**EXERCISE REQUIREMENTS**
Determine the number of lines containing the word "νησιωτῶν". Reply with it and nothing else.

**SUPPLIED DATA**
>>>>>

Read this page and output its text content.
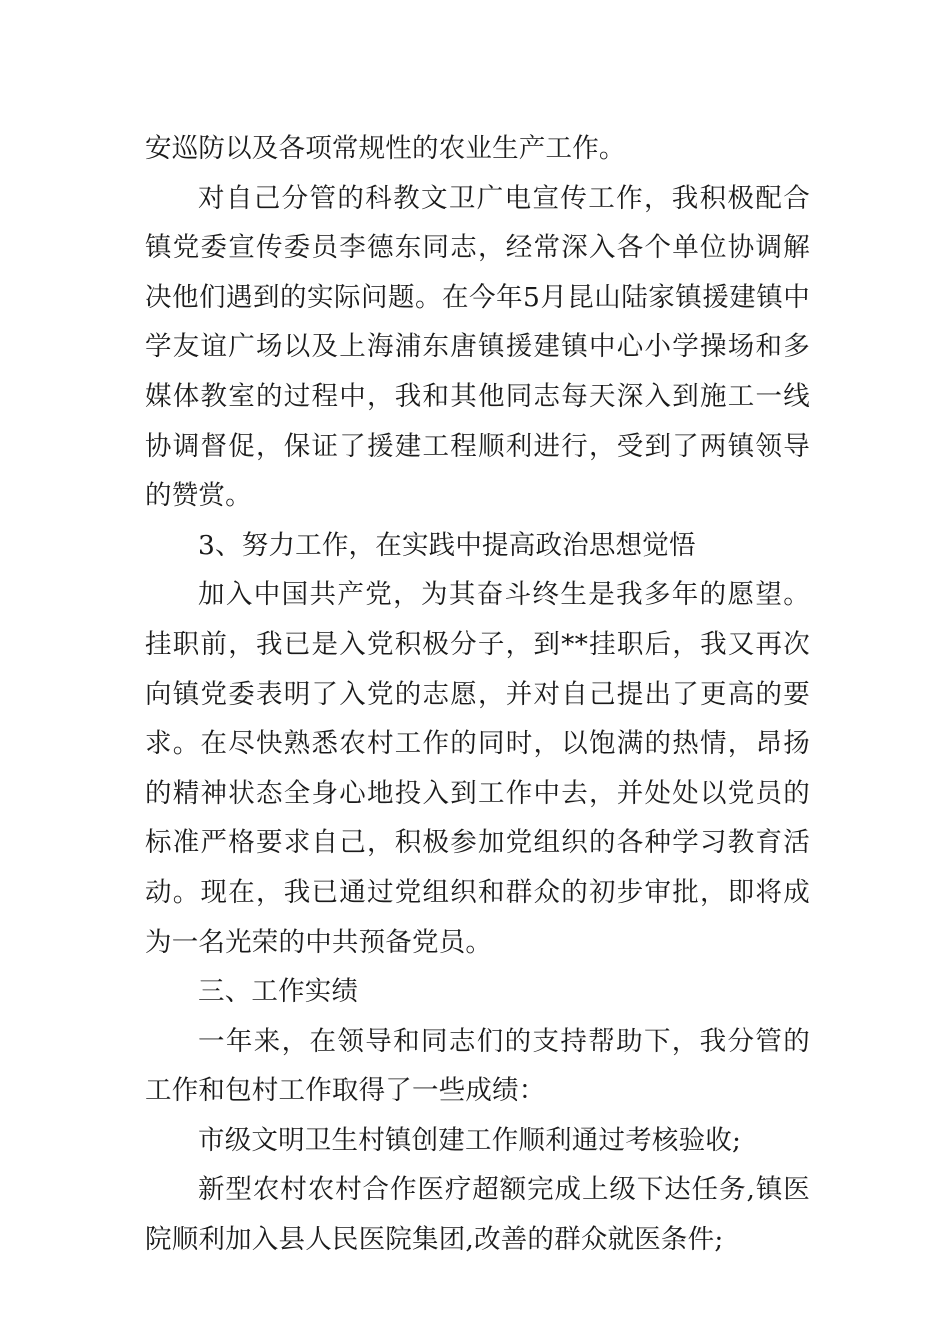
安巡防以及各项常规性的农业生产工作。

对自己分管的科教文卫广电宣传工作，我积极配合镇党委宣传委员李德东同志，经常深入各个单位协调解决他们遇到的实际问题。在今年5月昆山陆家镇援建镇中学友谊广场以及上海浦东唐镇援建镇中心小学操场和多媒体教室的过程中，我和其他同志每天深入到施工一线协调督促，保证了援建工程顺利进行，受到了两镇领导的赞赏。

3、努力工作，在实践中提高政治思想觉悟

加入中国共产党，为其奋斗终生是我多年的愿望。挂职前，我已是入党积极分子，到**挂职后，我又再次向镇党委表明了入党的志愿，并对自己提出了更高的要求。在尽快熟悉农村工作的同时，以饱满的热情，昂扬的精神状态全身心地投入到工作中去，并处处以党员的标准严格要求自己，积极参加党组织的各种学习教育活动。现在，我已通过党组织和群众的初步审批，即将成为一名光荣的中共预备党员。

三、工作实绩

一年来，在领导和同志们的支持帮助下，我分管的工作和包村工作取得了一些成绩：

市级文明卫生村镇创建工作顺利通过考核验收;

新型农村农村合作医疗超额完成上级下达任务,镇医院顺利加入县人民医院集团,改善的群众就医条件;
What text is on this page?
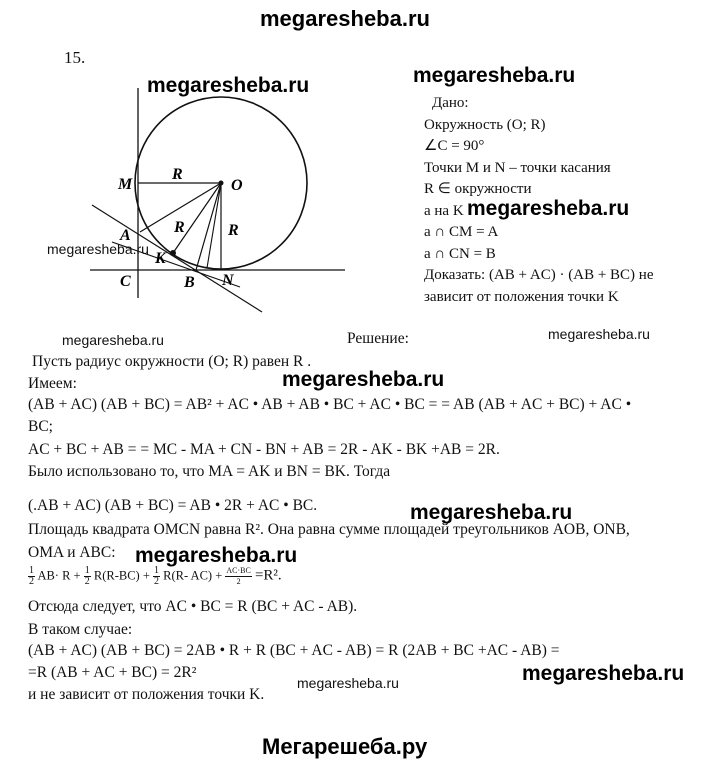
megaresheba.ru
Мегарешеба.ру
megaresheba.ru	megaresheba.ru
megaresheba.ru
megaresheba.ru
megaresheba.ru
megaresheba.ru
megaresheba.ru
megaresheba.ru
megaresheba.ru	megaresheba.ru
megaresheba.ru
15.
M
R
O
R	R
A
K
C	B N
Дано:
Окружность (O; R)
∠C = 90°
Точки M и N – точки касания
R ∈ окружности
a на K
a ∩ CM = A
a ∩ CN = B
Доказать: (AB + AC) · (AB + BC) не
зависит от положения точки K
Решение:
Пусть радиус окружности (O; R) равен R .
Имеем:
(AB + AC) (AB + BC) = AB² + AC • AB + AB • BC + AC • BC = = AB (AB + AC + BC) + AC •
BC;
AC + BC + AB = = MC - MA + CN - BN + AB = 2R - AK - BK +AB = 2R.
Было использовано то, что MA = AK и BN = BK. Тогда
(.AB + AC) (AB + BC) = AB • 2R + AC • BC.
Площадь квадрата OMCN равна R². Она равна сумме площадей треугольников AOB, ONB,
OMA и ABC:
$\frac{1}{2} AB\cdot R + \frac{1}{2} R(R-BC) + \frac{1}{2} R(R-$ $AC) + \frac{AC\cdot BC}{2} =R^2$.
Отсюда следует, что AC • BC = R (BC + AC - AB).
В таком случае:
(AB + AC) (AB + BC) = 2AB • R + R (BC + AC - AB) = R (2AB + BC +AC - AB) =
=R (AB + AC + BC) = 2R²
и не зависит от положения точки K.
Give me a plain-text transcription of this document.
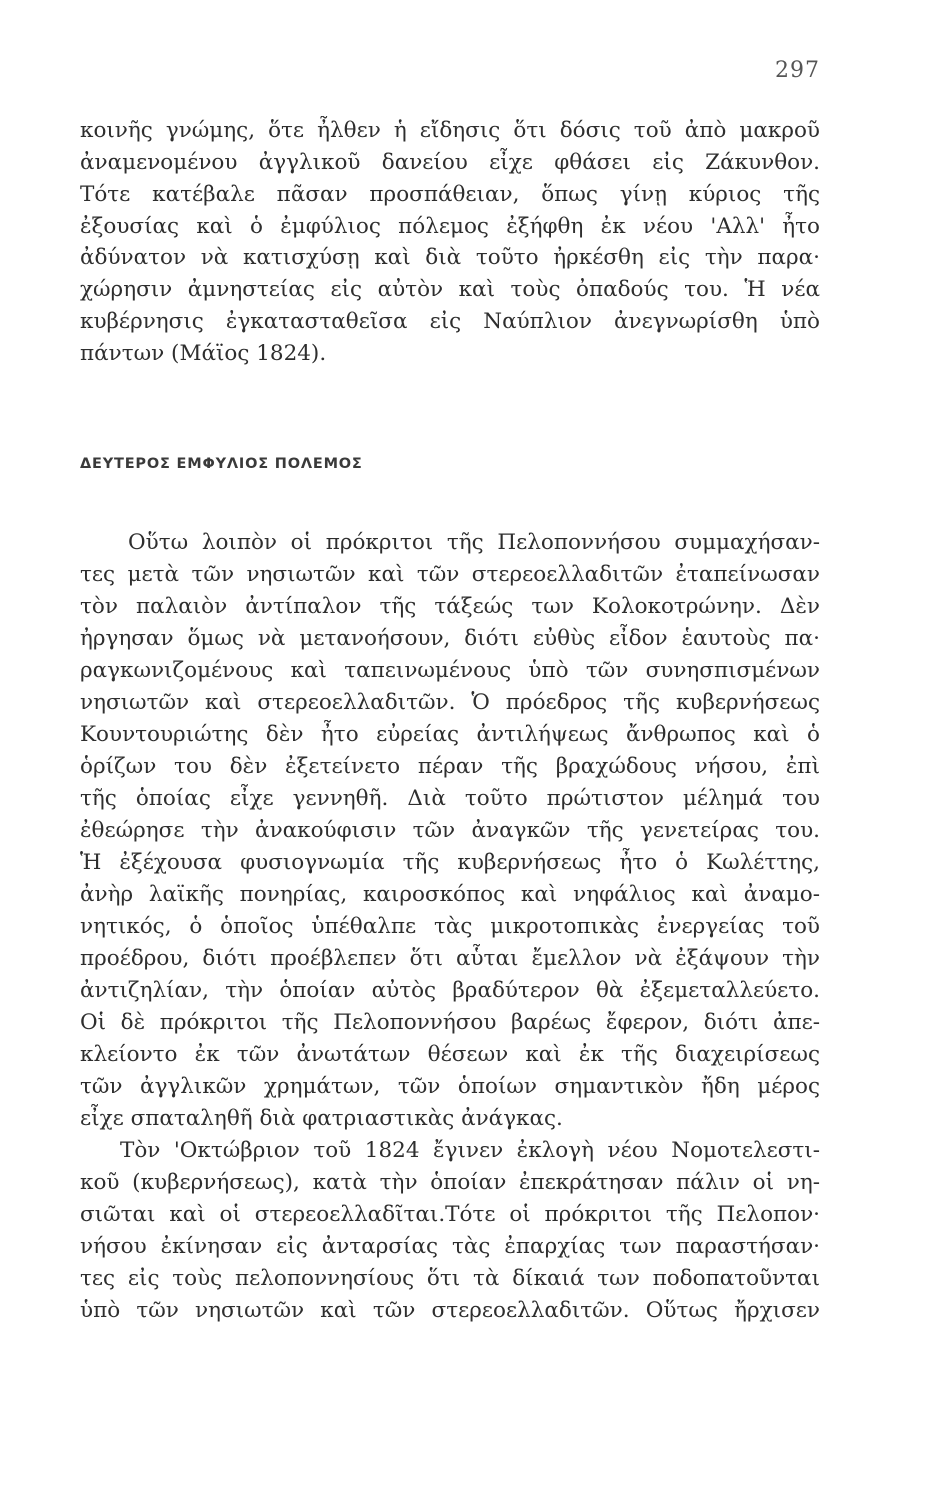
297
κοινῆς γνώμης, ὅτε ἦλθεν ἡ εἴδησις ὅτι δόσις τοῦ ἀπὸ μακροῦ
ἀναμενομένου ἀγγλικοῦ δανείου εἶχε φθάσει εἰς Ζάκυνθον.
Τότε κατέβαλε πᾶσαν προσπάθειαν, ὅπως γίνῃ κύριος τῆς
ἐξουσίας καὶ ὁ ἐμφύλιος πόλεμος ἐξήφθη ἐκ νέου 'Αλλ' ἦτο
ἀδύνατον νὰ κατισχύσῃ καὶ διὰ τοῦτο ἠρκέσθη εἰς τὴν παρα·
χώρησιν ἀμνηστείας εἰς αὐτὸν καὶ τοὺς ὀπαδούς του. Ἡ νέα
κυβέρνησις ἐγκατασταθεῖσα εἰς Ναύπλιον ἀνεγνωρίσθη ὑπὸ
πάντων (Μάϊος 1824).
ΔΕΥΤΕΡΟΣ ΕΜΦΥΛΙΟΣ ΠΟΛΕΜΟΣ
Οὕτω λοιπὸν οἱ πρόκριτοι τῆς Πελοποννήσου συμμαχήσαν-
τες μετὰ τῶν νησιωτῶν καὶ τῶν στερεοελλαδιτῶν ἐταπείνωσαν
τὸν παλαιὸν ἀντίπαλον τῆς τάξεώς των Κολοκοτρώνην. Δὲν
ἠργησαν ὅμως νὰ μετανοήσουν, διότι εὐθὺς εἶδον ἑαυτοὺς πα·
ραγκωνιζομένους καὶ ταπεινωμένους ὑπὸ τῶν συνησπισμένων
νησιωτῶν καὶ στερεοελλαδιτῶν. Ὁ πρόεδρος τῆς κυβερνήσεως
Κουντουριώτης δὲν ἦτο εὐρείας ἀντιλήψεως ἄνθρωπος καὶ ὁ
ὁρίζων του δὲν ἐξετείνετο πέραν τῆς βραχώδους νήσου, ἐπὶ
τῆς ὁποίας εἶχε γεννηθῆ. Διὰ τοῦτο πρώτιστον μέλημά του
ἐθεώρησε τὴν ἀνακούφισιν τῶν ἀναγκῶν τῆς γενετείρας του.
Ἡ ἐξέχουσα φυσιογνωμία τῆς κυβερνήσεως ἦτο ὁ Κωλέττης,
ἀνὴρ λαϊκῆς πονηρίας, καιροσκόπος καὶ νηφάλιος καὶ ἀναμο-
νητικός, ὁ ὁποῖος ὑπέθαλπε τὰς μικροτοπικὰς ἐνεργείας τοῦ
προέδρου, διότι προέβλεπεν ὅτι αὗται ἔμελλον νὰ ἐξάψουν τὴν
ἀντιζηλίαν, τὴν ὁποίαν αὐτὸς βραδύτερον θὰ ἐξεμεταλλεύετο.
Οἱ δὲ πρόκριτοι τῆς Πελοποννήσου βαρέως ἔφερον, διότι ἀπε-
κλείοντο ἐκ τῶν ἀνωτάτων θέσεων καὶ ἐκ τῆς διαχειρίσεως
τῶν ἀγγλικῶν χρημάτων, τῶν ὁποίων σημαντικὸν ἤδη μέρος
εἶχε σπαταληθῆ διὰ φατριαστικὰς ἀνάγκας.
Τὸν 'Οκτώβριον τοῦ 1824 ἔγινεν ἐκλογὴ νέου Νομοτελεστι-
κοῦ (κυβερνήσεως), κατὰ τὴν ὁποίαν ἐπεκράτησαν πάλιν οἱ νη-
σιῶται καὶ οἱ στερεοελλαδῖται.Τότε οἱ πρόκριτοι τῆς Πελοπον·
νήσου ἐκίνησαν εἰς ἀνταρσίας τὰς ἐπαρχίας των παραστήσαν·
τες εἰς τοὺς πελοποννησίους ὅτι τὰ δίκαιά των ποδοπατοῦνται
ὑπὸ τῶν νησιωτῶν καὶ τῶν στερεοελλαδιτῶν. Οὕτως ἤρχισεν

<<<<<

**RIGHT ANSWER**
3